**EXERCISE PROMPT**
Copy every line from the records below that holds the word "ylabel".

**DATASET ROWS**
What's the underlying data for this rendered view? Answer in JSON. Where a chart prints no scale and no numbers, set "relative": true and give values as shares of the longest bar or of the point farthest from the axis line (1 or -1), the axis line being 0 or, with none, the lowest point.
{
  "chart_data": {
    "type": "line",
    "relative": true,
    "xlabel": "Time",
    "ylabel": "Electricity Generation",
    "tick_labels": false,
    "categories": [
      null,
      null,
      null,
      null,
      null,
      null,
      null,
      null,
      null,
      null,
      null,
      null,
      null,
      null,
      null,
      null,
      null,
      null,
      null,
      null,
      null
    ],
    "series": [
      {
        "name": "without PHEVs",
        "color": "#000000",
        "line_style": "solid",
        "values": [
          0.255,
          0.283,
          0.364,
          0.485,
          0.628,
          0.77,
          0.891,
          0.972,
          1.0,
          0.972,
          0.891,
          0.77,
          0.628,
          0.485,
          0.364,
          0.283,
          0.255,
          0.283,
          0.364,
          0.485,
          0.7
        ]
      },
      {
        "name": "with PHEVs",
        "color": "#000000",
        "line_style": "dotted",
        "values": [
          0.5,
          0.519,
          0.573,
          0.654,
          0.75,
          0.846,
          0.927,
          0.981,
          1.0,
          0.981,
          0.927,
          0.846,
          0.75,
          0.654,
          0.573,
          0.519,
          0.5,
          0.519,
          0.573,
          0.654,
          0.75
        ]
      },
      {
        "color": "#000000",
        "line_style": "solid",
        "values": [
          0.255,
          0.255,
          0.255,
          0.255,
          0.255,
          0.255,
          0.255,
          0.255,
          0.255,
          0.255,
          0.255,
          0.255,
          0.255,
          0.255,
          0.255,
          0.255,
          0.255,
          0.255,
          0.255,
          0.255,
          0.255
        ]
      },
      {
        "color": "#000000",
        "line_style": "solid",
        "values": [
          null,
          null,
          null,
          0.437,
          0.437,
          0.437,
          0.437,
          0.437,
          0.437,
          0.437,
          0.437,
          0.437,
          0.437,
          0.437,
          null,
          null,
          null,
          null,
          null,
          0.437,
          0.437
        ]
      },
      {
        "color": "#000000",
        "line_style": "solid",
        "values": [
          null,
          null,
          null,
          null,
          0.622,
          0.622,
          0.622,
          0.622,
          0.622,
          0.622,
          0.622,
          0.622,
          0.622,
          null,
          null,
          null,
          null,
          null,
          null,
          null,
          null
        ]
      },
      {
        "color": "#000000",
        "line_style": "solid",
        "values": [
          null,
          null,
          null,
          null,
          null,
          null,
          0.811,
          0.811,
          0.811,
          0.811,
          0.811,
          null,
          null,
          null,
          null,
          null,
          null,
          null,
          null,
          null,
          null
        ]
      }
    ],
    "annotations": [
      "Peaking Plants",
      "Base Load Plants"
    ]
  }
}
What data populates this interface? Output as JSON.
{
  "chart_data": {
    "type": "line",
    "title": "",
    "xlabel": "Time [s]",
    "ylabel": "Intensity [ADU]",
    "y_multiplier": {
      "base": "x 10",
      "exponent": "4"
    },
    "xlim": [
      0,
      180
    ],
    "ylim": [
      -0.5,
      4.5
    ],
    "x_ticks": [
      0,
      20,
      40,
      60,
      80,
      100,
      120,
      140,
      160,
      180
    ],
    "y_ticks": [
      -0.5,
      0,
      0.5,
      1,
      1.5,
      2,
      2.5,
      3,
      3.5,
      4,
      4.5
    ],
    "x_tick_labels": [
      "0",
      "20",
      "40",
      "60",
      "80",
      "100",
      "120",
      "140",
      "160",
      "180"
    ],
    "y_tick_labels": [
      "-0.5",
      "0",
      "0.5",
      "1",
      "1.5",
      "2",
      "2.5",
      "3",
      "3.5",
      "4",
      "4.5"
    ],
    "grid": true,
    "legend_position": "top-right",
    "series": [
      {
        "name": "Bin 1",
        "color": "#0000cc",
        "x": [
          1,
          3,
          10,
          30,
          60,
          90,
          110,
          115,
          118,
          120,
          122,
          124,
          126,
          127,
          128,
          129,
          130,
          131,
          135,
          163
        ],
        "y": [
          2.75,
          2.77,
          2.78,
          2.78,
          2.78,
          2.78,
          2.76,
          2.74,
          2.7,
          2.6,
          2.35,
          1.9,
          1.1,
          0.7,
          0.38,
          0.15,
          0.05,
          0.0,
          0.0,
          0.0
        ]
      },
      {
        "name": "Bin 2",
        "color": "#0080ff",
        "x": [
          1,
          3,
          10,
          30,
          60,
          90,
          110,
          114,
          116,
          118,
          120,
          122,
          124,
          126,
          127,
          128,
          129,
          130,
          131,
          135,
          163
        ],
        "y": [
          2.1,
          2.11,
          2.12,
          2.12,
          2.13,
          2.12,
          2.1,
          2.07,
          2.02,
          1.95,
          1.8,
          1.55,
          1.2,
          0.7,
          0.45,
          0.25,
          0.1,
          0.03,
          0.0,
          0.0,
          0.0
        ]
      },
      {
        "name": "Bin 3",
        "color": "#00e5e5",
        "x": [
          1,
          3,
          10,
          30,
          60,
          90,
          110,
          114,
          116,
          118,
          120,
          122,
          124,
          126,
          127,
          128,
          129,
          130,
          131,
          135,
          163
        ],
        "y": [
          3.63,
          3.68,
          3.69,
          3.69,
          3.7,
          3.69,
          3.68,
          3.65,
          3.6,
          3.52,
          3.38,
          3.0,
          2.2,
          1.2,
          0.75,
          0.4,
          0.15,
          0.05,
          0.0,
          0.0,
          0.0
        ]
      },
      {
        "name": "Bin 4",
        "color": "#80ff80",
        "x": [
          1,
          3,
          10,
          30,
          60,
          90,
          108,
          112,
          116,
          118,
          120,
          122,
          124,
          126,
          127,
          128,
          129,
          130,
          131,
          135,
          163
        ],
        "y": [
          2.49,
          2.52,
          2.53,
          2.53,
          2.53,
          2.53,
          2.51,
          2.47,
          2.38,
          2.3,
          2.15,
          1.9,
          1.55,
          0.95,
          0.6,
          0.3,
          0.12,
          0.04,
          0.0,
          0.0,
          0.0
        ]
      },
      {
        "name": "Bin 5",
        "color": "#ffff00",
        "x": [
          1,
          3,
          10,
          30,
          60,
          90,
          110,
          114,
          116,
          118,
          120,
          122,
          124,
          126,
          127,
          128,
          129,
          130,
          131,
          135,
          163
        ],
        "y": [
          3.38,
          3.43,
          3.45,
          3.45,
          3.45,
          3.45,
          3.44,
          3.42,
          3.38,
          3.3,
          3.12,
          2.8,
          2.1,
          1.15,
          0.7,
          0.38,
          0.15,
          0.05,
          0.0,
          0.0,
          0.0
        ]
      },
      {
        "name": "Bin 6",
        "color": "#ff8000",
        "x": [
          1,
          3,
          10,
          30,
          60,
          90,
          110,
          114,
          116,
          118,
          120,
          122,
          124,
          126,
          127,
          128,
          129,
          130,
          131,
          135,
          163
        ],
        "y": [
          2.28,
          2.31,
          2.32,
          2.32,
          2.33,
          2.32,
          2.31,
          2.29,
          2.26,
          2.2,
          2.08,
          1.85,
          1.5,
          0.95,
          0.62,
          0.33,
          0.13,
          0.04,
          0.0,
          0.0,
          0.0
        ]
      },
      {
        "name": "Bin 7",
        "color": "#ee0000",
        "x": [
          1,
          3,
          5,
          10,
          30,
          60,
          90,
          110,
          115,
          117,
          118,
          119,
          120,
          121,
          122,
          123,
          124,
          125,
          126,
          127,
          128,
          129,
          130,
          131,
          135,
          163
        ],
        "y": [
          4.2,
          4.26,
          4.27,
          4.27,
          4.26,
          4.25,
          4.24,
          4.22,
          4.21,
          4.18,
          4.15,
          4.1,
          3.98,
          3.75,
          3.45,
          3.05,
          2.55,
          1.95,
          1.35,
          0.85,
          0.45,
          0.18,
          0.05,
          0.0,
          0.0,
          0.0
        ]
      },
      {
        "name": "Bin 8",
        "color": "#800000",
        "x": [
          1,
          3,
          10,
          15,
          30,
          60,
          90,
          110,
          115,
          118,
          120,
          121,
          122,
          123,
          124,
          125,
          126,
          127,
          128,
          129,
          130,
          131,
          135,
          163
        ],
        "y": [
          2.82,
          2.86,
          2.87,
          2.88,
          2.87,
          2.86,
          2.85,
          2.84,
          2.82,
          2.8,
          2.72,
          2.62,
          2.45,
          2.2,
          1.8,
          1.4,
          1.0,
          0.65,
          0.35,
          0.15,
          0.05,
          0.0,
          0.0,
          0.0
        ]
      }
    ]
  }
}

**OUTPUT**
    "ylabel": "Electricity Generation",
    "ylabel": "Intensity [ADU]",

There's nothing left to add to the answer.